» WHAT IS EXPECTED:
Copy every line in the entries below that contains the string "Eskişehir", treating uppercase and lowercase letters as different.

» DATA SUPPLIED:
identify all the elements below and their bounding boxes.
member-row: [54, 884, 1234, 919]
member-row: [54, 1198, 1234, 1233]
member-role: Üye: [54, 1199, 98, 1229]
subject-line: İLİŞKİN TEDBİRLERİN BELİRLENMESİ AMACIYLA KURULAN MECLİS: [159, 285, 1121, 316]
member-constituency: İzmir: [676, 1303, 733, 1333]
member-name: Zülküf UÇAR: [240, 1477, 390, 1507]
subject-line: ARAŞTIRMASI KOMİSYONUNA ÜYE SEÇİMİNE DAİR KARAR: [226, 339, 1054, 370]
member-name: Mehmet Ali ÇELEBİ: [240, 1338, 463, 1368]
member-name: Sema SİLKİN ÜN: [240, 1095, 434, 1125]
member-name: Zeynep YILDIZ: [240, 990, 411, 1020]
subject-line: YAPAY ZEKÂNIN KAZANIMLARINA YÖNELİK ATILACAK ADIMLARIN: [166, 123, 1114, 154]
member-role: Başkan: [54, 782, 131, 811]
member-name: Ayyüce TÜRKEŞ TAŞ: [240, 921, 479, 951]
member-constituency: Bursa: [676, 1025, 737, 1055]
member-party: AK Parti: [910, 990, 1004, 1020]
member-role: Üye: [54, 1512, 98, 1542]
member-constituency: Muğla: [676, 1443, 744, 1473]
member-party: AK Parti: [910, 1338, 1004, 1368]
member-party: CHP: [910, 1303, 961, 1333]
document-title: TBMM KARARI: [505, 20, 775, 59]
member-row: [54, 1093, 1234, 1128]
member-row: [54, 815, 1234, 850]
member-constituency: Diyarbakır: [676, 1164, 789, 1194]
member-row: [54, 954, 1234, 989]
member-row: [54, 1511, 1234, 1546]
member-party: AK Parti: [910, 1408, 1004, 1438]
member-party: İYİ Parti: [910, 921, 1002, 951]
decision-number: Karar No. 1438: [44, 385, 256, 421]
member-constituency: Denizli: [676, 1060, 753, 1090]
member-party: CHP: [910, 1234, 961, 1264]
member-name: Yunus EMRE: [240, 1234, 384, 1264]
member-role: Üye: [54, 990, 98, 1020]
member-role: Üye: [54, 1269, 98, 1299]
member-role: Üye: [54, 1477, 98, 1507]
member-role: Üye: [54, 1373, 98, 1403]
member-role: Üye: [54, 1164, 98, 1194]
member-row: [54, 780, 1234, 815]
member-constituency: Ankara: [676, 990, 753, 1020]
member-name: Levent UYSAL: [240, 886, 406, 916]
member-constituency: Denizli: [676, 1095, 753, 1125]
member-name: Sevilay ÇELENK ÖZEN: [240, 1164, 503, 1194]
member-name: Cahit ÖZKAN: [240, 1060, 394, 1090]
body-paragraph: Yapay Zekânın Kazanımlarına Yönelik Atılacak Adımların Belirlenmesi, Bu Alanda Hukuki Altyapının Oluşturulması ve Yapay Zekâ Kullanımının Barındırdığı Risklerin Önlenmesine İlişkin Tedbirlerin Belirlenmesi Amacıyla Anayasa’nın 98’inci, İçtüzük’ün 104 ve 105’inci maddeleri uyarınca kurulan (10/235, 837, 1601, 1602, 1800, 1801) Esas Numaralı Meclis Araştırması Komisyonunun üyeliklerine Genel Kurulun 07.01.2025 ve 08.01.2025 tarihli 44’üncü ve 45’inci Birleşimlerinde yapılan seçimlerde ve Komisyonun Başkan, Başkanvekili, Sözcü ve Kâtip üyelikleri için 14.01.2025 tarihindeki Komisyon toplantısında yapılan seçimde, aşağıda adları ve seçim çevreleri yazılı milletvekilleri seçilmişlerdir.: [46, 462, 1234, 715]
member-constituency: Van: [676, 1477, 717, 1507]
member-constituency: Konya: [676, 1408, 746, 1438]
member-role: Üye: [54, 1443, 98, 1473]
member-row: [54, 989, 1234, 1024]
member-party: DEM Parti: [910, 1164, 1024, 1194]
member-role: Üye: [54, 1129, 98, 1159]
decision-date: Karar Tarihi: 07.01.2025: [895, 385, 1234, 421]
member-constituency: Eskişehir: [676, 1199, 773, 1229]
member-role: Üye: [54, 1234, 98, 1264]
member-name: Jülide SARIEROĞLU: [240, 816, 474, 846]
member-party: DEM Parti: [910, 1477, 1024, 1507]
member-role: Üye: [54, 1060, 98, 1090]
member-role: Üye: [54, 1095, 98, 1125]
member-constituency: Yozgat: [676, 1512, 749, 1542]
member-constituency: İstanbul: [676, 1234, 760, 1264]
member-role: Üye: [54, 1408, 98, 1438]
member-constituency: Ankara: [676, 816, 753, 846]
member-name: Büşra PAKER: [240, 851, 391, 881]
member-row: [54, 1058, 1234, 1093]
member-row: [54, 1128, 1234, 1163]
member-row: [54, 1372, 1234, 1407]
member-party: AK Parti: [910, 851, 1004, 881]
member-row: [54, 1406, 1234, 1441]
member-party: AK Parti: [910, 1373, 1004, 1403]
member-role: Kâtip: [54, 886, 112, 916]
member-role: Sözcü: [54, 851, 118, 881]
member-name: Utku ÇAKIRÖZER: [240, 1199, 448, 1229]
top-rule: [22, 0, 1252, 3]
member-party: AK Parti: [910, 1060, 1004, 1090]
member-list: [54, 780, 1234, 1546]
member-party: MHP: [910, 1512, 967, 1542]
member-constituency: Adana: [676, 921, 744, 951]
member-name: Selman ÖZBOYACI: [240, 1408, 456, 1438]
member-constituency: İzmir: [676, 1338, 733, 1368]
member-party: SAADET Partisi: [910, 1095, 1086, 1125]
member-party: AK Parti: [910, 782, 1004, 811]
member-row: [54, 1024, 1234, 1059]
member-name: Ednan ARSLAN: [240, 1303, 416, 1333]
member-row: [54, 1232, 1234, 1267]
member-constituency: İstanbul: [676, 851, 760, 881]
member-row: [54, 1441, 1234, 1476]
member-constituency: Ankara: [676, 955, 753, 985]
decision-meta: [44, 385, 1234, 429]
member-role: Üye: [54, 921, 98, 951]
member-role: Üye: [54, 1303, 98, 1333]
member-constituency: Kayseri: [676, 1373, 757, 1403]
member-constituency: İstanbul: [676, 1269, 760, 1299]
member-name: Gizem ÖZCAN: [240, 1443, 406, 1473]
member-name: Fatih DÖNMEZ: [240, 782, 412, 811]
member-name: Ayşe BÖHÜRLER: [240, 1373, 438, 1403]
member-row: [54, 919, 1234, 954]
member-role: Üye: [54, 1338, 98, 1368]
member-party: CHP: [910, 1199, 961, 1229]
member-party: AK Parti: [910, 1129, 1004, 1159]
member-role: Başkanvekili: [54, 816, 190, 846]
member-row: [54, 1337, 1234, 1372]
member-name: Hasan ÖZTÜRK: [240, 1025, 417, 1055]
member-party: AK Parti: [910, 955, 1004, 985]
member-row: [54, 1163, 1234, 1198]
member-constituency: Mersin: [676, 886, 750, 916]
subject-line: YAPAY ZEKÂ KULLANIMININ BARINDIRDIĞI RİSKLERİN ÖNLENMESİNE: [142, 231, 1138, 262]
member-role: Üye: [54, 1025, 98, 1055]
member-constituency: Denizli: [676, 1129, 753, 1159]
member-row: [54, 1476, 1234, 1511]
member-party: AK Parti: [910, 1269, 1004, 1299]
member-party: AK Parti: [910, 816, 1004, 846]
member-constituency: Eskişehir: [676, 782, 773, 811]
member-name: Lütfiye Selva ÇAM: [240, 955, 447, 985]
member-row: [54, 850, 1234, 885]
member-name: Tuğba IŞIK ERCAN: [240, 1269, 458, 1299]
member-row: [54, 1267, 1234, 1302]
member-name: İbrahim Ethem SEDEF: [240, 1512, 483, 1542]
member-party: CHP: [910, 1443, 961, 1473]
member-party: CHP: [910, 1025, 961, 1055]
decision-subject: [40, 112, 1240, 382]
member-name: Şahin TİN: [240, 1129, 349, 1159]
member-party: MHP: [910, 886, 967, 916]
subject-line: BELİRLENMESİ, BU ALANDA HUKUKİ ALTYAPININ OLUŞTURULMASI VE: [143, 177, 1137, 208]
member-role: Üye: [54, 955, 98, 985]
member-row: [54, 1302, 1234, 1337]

» FULL RESPONSE:
member-constituency: Eskişehir: [676, 1199, 773, 1229]
member-constituency: Eskişehir: [676, 782, 773, 811]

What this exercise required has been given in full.